In the article on the Socorro community kitchen and the bakery, what does the gallery of confections on Tracy Romero's website act as?

**Page excerpt**
▼

Community kitchen helps bakery rise
Sweet Occasions is a bakery with no display case, no sales counter, no kitchen and no storefront. Despite this, business has been good for owner and operator Tracy Romero.
What Romero has in lieu of a traditional brick-and-mortar bakery is her website and the Socorro community kitchen.
“The way I’m running it, it’s a virtual bakery,” she says.
And her model seems effective. She reports that, after a year, the business is doing well — “better than expected in a small town.” Her product is made to order, but her website has a gallery of her confections, which acts as a virtual display case.
“I try to create things that people can go look at a picture, say that they want it, and they get it,” she says.
The bakery, though, is not even a year old. Romero had been working for an electrical contractor, but she regularly baked for her family. It was her frosting, though, that really caught attention among both family and friends.
“I started making my own buttercream (frosting) and everybody just loved it,” she says.
Romero was (and remains) passionate about her sweets, so she started investigating business options.
“It’s one of those things where you’re good at it,” she says. “You love to do it, so why not just go for it?”
Romero started Sweet Occasions as, at the very least, a trial to see if running a dessert bakery was viable.
This is where the Socorro community kitchen enters the picture. Romero could not have afforded everything that goes into a commercial kitchen, and the FDA’s certification process in order to cook commercially from home is both arduous and expensive. The community kitchen offered a very affordable option. Romero didn’t have to rent space or purchase commercial equipment.
Using a digital storefront built on free web utilities, Romero drove her startup costs down from the thousands or 10s of thousands of dollars into the hundreds of dollars. All of a sudden, thanks to this low overhead, starting her new business was a more modest risk.
“It gives people like me an opportunity,” says Romero.
This kitchen isn’t just an option. For Romero, working in the community kitchen is an enjoyable experience. The kitchen is spacious, and members have 24-hour access. And the kitchen has a community element of its own.
“Working with the other members has been great,” says Romero. “It’s a really cool thing Socorro has.”

▲

**Data provided**

▼

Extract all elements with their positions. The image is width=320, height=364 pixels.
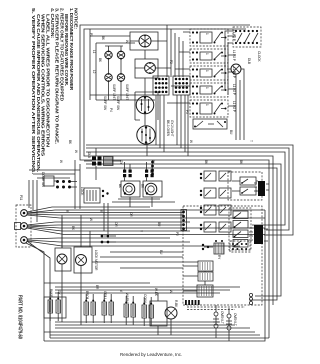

▲

**Finished answer**
A virtual display case.